(Collection entries)

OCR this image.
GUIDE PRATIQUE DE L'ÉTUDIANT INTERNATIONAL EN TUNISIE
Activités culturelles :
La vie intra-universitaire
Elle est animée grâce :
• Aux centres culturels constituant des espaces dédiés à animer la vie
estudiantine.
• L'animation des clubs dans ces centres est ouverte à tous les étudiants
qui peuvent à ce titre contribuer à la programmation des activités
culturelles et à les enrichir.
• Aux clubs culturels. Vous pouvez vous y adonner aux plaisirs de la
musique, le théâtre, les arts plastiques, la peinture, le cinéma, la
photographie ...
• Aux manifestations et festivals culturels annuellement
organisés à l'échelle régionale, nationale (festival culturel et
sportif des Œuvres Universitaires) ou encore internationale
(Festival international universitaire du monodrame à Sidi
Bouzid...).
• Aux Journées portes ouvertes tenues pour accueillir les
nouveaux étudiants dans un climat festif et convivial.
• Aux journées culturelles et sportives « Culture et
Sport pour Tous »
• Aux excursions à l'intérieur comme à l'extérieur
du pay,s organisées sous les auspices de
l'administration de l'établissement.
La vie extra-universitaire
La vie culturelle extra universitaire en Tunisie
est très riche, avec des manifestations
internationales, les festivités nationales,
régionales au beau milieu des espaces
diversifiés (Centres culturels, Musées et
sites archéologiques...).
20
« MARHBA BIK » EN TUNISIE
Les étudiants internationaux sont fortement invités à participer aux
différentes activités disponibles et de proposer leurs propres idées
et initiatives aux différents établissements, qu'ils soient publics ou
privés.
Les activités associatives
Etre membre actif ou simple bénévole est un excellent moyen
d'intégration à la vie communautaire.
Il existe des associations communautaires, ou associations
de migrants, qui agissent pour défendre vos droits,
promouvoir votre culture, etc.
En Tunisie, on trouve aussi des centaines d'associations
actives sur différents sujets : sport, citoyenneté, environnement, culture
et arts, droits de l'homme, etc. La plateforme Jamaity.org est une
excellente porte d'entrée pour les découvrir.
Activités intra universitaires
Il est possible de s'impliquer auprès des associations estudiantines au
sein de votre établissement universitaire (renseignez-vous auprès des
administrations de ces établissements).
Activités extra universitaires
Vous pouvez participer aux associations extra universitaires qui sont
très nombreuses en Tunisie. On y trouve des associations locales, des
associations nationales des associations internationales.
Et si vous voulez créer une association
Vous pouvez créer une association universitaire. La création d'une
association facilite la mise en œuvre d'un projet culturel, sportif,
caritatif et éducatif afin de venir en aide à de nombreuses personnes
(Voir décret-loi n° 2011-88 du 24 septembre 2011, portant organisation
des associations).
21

---

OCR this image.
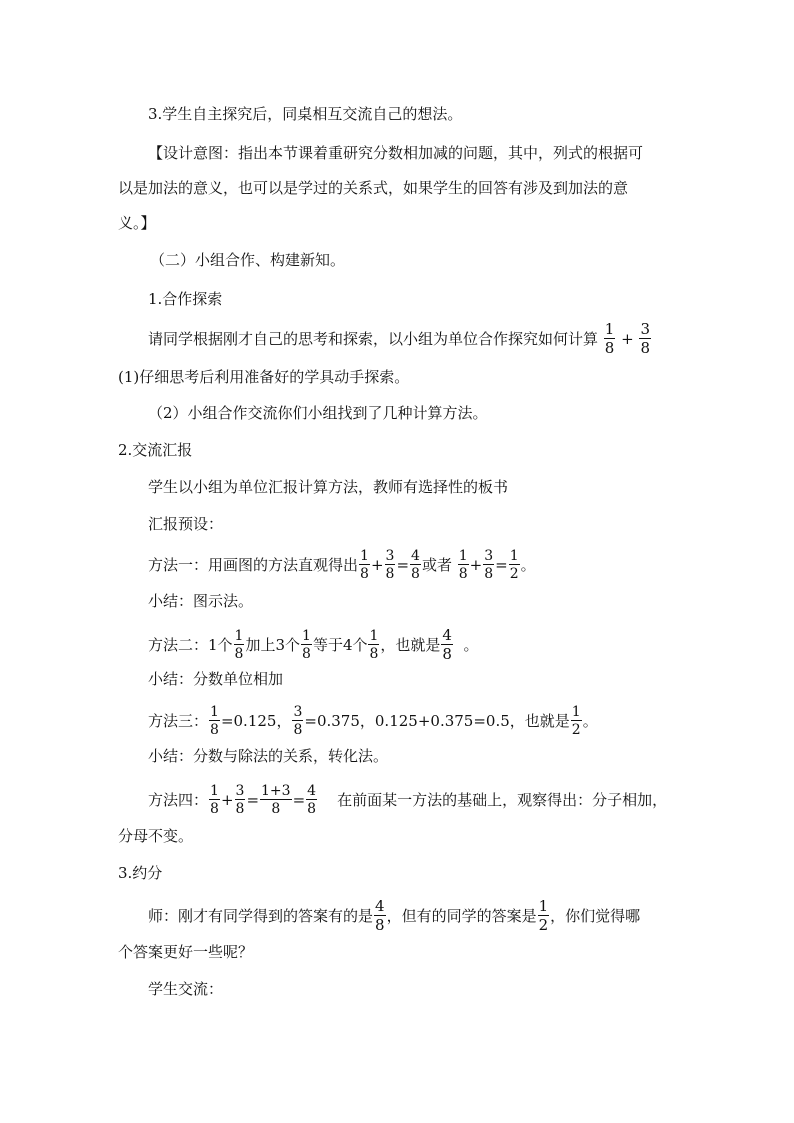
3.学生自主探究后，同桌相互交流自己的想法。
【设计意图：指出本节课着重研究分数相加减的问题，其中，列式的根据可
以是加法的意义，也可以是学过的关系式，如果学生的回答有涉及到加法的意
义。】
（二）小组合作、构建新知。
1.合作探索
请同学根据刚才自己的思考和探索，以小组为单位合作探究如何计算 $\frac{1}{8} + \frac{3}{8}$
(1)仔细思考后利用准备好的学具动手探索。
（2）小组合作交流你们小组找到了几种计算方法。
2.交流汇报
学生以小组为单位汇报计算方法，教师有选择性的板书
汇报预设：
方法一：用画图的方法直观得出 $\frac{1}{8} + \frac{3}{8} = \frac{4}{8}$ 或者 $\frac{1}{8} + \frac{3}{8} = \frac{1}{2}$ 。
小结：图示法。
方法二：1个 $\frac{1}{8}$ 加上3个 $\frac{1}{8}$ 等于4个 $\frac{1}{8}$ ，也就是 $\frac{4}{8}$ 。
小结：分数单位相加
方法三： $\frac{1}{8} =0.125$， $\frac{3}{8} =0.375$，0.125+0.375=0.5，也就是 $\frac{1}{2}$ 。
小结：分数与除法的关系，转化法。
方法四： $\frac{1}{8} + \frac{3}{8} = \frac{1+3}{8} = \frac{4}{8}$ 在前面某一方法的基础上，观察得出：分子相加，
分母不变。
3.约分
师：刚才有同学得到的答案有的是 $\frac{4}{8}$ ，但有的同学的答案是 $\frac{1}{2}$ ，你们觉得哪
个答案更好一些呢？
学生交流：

---

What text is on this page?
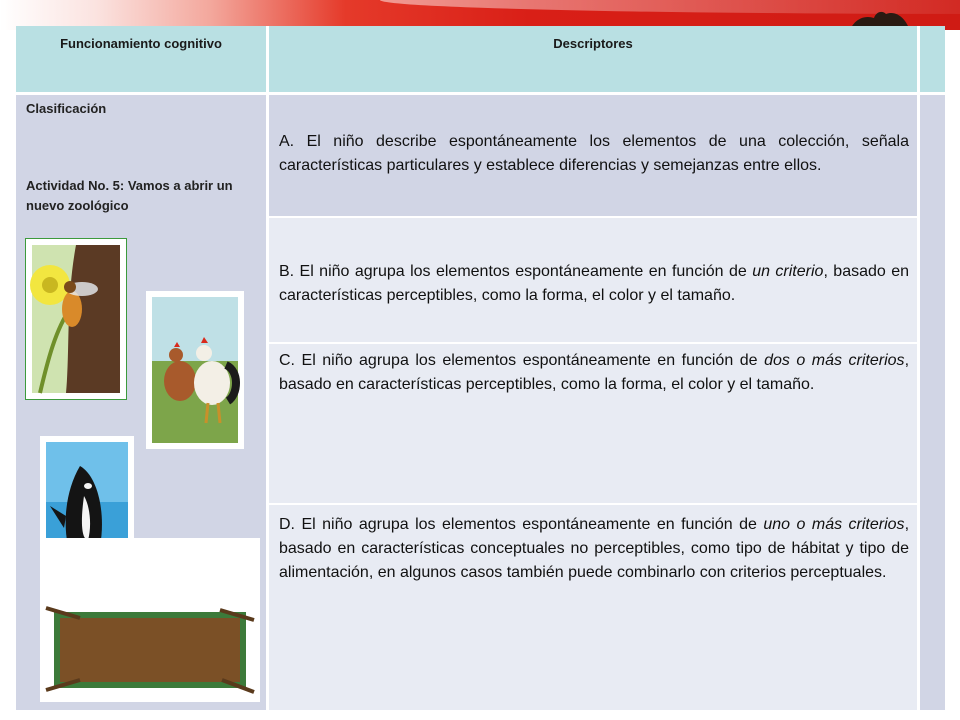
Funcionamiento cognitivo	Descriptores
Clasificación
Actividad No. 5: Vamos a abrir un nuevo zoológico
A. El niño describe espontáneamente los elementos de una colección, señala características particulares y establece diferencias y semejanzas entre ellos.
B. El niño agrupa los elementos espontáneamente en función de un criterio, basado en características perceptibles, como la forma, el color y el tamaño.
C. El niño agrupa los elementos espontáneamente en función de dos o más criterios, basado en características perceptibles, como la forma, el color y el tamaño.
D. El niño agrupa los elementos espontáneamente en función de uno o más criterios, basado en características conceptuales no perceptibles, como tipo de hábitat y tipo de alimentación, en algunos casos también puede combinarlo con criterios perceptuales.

### Aim of the exercise
Identify which lines contain the word "color" and copy each one.

### Output for this exercise
B. El niño agrupa los elementos espontáneamente en función de un criterio, basado en características perceptibles, como la forma, el color y el tamaño.
C. El niño agrupa los elementos espontáneamente en función de dos o más criterios, basado en características perceptibles, como la forma, el color y el tamaño.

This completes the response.